• _Exercise description_: Repeat the records below exactly as they appear.
........
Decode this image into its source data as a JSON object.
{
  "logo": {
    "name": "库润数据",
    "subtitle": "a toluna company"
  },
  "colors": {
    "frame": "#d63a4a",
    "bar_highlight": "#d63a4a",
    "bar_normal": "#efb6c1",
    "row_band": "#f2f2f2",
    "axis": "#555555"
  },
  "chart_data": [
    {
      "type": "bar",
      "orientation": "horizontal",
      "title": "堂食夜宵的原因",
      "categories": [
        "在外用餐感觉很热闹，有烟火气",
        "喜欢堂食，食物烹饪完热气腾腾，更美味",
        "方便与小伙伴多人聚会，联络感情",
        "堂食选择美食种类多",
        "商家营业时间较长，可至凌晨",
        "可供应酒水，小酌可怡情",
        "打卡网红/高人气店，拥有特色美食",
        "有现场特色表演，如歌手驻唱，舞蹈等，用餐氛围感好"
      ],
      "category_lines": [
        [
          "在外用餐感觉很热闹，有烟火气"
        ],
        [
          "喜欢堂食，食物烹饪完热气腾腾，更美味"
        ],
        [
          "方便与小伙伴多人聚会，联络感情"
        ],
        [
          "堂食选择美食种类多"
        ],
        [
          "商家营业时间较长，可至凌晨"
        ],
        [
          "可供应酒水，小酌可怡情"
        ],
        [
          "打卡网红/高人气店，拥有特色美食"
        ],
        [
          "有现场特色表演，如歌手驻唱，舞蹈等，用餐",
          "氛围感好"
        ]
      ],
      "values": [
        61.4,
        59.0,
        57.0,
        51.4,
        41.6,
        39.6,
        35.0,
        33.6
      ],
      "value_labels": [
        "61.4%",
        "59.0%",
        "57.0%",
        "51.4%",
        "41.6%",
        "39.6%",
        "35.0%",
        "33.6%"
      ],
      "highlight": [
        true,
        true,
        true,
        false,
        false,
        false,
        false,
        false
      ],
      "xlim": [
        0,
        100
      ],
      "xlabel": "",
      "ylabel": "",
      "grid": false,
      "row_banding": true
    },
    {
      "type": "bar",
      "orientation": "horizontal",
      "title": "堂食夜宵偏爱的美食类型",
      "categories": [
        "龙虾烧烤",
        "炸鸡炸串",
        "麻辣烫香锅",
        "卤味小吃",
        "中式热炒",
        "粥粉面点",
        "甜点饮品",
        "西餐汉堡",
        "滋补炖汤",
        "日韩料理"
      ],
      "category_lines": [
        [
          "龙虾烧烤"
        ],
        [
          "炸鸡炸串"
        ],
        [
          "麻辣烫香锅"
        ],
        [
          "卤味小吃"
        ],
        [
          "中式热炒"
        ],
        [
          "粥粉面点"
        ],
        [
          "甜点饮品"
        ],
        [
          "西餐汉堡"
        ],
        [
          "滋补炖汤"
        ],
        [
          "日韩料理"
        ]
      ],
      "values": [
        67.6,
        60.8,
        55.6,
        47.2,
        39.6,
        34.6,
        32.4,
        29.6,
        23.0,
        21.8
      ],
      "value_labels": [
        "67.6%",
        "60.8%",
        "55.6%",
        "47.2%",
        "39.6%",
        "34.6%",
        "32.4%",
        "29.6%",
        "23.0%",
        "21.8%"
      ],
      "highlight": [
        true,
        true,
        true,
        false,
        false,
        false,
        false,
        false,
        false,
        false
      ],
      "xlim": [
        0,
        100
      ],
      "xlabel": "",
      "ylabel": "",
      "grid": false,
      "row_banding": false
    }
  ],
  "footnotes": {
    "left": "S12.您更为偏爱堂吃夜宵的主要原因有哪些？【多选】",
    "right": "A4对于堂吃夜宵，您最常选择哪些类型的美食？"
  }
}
........
• _Full answer_:
Decode this image into its source data as a JSON object.
{
  "logo": {
    "name": "库润数据",
    "subtitle": "a toluna company"
  },
  "colors": {
    "frame": "#d63a4a",
    "bar_highlight": "#d63a4a",
    "bar_normal": "#efb6c1",
    "row_band": "#f2f2f2",
    "axis": "#555555"
  },
  "chart_data": [
    {
      "type": "bar",
      "orientation": "horizontal",
      "title": "堂食夜宵的原因",
      "categories": [
        "在外用餐感觉很热闹，有烟火气",
        "喜欢堂食，食物烹饪完热气腾腾，更美味",
        "方便与小伙伴多人聚会，联络感情",
        "堂食选择美食种类多",
        "商家营业时间较长，可至凌晨",
        "可供应酒水，小酌可怡情",
        "打卡网红/高人气店，拥有特色美食",
        "有现场特色表演，如歌手驻唱，舞蹈等，用餐氛围感好"
      ],
      "category_lines": [
        [
          "在外用餐感觉很热闹，有烟火气"
        ],
        [
          "喜欢堂食，食物烹饪完热气腾腾，更美味"
        ],
        [
          "方便与小伙伴多人聚会，联络感情"
        ],
        [
          "堂食选择美食种类多"
        ],
        [
          "商家营业时间较长，可至凌晨"
        ],
        [
          "可供应酒水，小酌可怡情"
        ],
        [
          "打卡网红/高人气店，拥有特色美食"
        ],
        [
          "有现场特色表演，如歌手驻唱，舞蹈等，用餐",
          "氛围感好"
        ]
      ],
      "values": [
        61.4,
        59.0,
        57.0,
        51.4,
        41.6,
        39.6,
        35.0,
        33.6
      ],
      "value_labels": [
        "61.4%",
        "59.0%",
        "57.0%",
        "51.4%",
        "41.6%",
        "39.6%",
        "35.0%",
        "33.6%"
      ],
      "highlight": [
        true,
        true,
        true,
        false,
        false,
        false,
        false,
        false
      ],
      "xlim": [
        0,
        100
      ],
      "xlabel": "",
      "ylabel": "",
      "grid": false,
      "row_banding": true
    },
    {
      "type": "bar",
      "orientation": "horizontal",
      "title": "堂食夜宵偏爱的美食类型",
      "categories": [
        "龙虾烧烤",
        "炸鸡炸串",
        "麻辣烫香锅",
        "卤味小吃",
        "中式热炒",
        "粥粉面点",
        "甜点饮品",
        "西餐汉堡",
        "滋补炖汤",
        "日韩料理"
      ],
      "category_lines": [
        [
          "龙虾烧烤"
        ],
        [
          "炸鸡炸串"
        ],
        [
          "麻辣烫香锅"
        ],
        [
          "卤味小吃"
        ],
        [
          "中式热炒"
        ],
        [
          "粥粉面点"
        ],
        [
          "甜点饮品"
        ],
        [
          "西餐汉堡"
        ],
        [
          "滋补炖汤"
        ],
        [
          "日韩料理"
        ]
      ],
      "values": [
        67.6,
        60.8,
        55.6,
        47.2,
        39.6,
        34.6,
        32.4,
        29.6,
        23.0,
        21.8
      ],
      "value_labels": [
        "67.6%",
        "60.8%",
        "55.6%",
        "47.2%",
        "39.6%",
        "34.6%",
        "32.4%",
        "29.6%",
        "23.0%",
        "21.8%"
      ],
      "highlight": [
        true,
        true,
        true,
        false,
        false,
        false,
        false,
        false,
        false,
        false
      ],
      "xlim": [
        0,
        100
      ],
      "xlabel": "",
      "ylabel": "",
      "grid": false,
      "row_banding": false
    }
  ],
  "footnotes": {
    "left": "S12.您更为偏爱堂吃夜宵的主要原因有哪些？【多选】",
    "right": "A4对于堂吃夜宵，您最常选择哪些类型的美食？"
  }
}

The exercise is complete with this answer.